### Records for processing
-=-=-=-=-
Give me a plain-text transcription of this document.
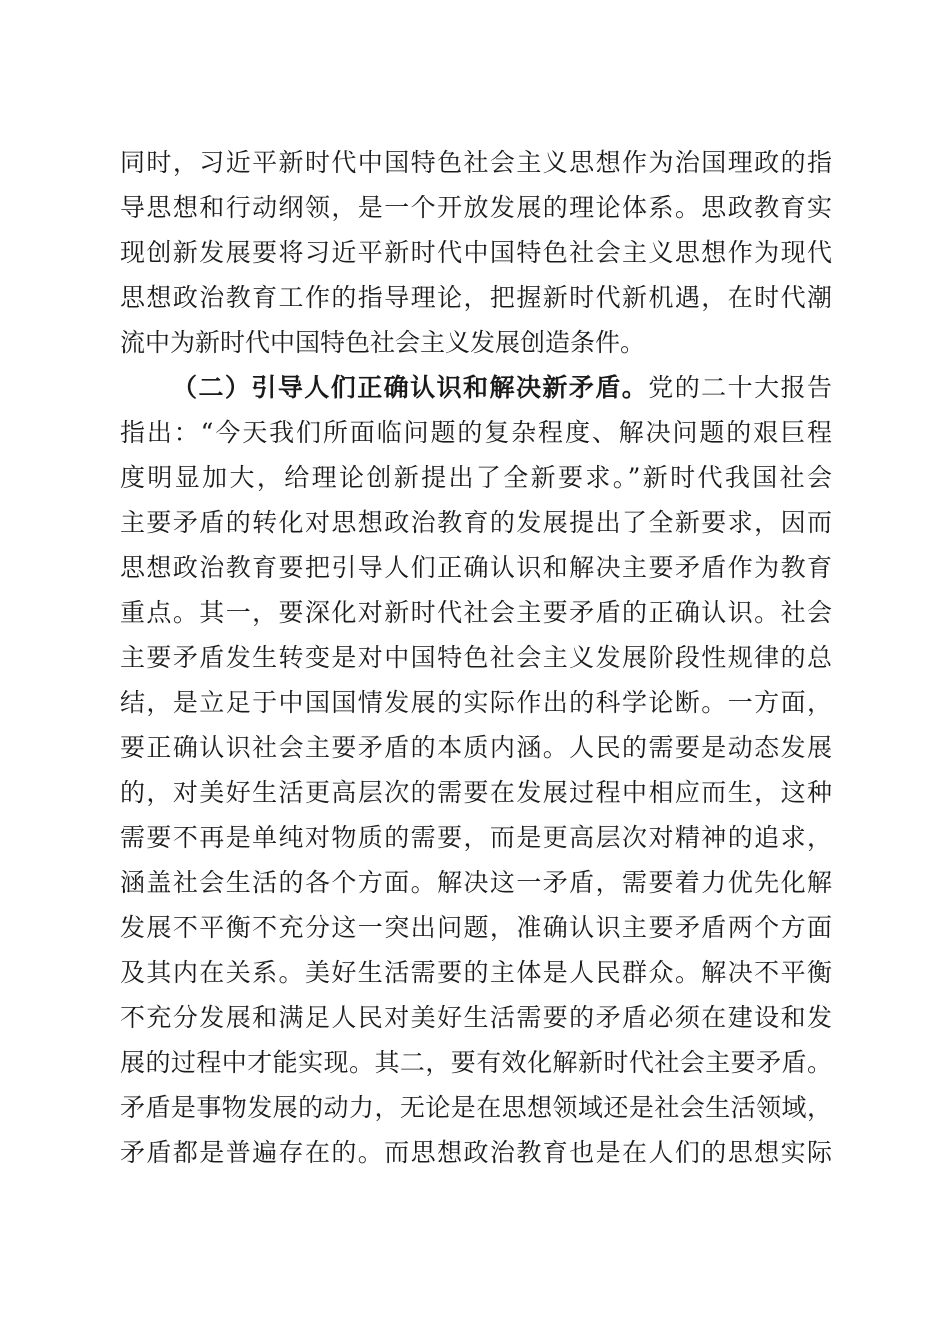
同时，习近平新时代中国特色社会主义思想作为治国理政的指
导思想和行动纲领，是一个开放发展的理论体系。思政教育实
现创新发展要将习近平新时代中国特色社会主义思想作为现代
思想政治教育工作的指导理论，把握新时代新机遇，在时代潮
流中为新时代中国特色社会主义发展创造条件。
（二）引导人们正确认识和解决新矛盾。党的二十大报告
指出：“今天我们所面临问题的复杂程度、解决问题的艰巨程
度明显加大，给理论创新提出了全新要求。”新时代我国社会
主要矛盾的转化对思想政治教育的发展提出了全新要求，因而
思想政治教育要把引导人们正确认识和解决主要矛盾作为教育
重点。其一，要深化对新时代社会主要矛盾的正确认识。社会
主要矛盾发生转变是对中国特色社会主义发展阶段性规律的总
结，是立足于中国国情发展的实际作出的科学论断。一方面，
要正确认识社会主要矛盾的本质内涵。人民的需要是动态发展
的，对美好生活更高层次的需要在发展过程中相应而生，这种
需要不再是单纯对物质的需要，而是更高层次对精神的追求，
涵盖社会生活的各个方面。解决这一矛盾，需要着力优先化解
发展不平衡不充分这一突出问题，准确认识主要矛盾两个方面
及其内在关系。美好生活需要的主体是人民群众。解决不平衡
不充分发展和满足人民对美好生活需要的矛盾必须在建设和发
展的过程中才能实现。其二，要有效化解新时代社会主要矛盾。
矛盾是事物发展的动力，无论是在思想领域还是社会生活领域，
矛盾都是普遍存在的。而思想政治教育也是在人们的思想实际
-=-=-=-=-
Make an exact copy of every entry above, minus the images.

### Exercise answer
Give me a plain-text transcription of this document.
同时，习近平新时代中国特色社会主义思想作为治国理政的指
导思想和行动纲领，是一个开放发展的理论体系。思政教育实
现创新发展要将习近平新时代中国特色社会主义思想作为现代
思想政治教育工作的指导理论，把握新时代新机遇，在时代潮
流中为新时代中国特色社会主义发展创造条件。
（二）引导人们正确认识和解决新矛盾。党的二十大报告
指出：“今天我们所面临问题的复杂程度、解决问题的艰巨程
度明显加大，给理论创新提出了全新要求。”新时代我国社会
主要矛盾的转化对思想政治教育的发展提出了全新要求，因而
思想政治教育要把引导人们正确认识和解决主要矛盾作为教育
重点。其一，要深化对新时代社会主要矛盾的正确认识。社会
主要矛盾发生转变是对中国特色社会主义发展阶段性规律的总
结，是立足于中国国情发展的实际作出的科学论断。一方面，
要正确认识社会主要矛盾的本质内涵。人民的需要是动态发展
的，对美好生活更高层次的需要在发展过程中相应而生，这种
需要不再是单纯对物质的需要，而是更高层次对精神的追求，
涵盖社会生活的各个方面。解决这一矛盾，需要着力优先化解
发展不平衡不充分这一突出问题，准确认识主要矛盾两个方面
及其内在关系。美好生活需要的主体是人民群众。解决不平衡
不充分发展和满足人民对美好生活需要的矛盾必须在建设和发
展的过程中才能实现。其二，要有效化解新时代社会主要矛盾。
矛盾是事物发展的动力，无论是在思想领域还是社会生活领域，
矛盾都是普遍存在的。而思想政治教育也是在人们的思想实际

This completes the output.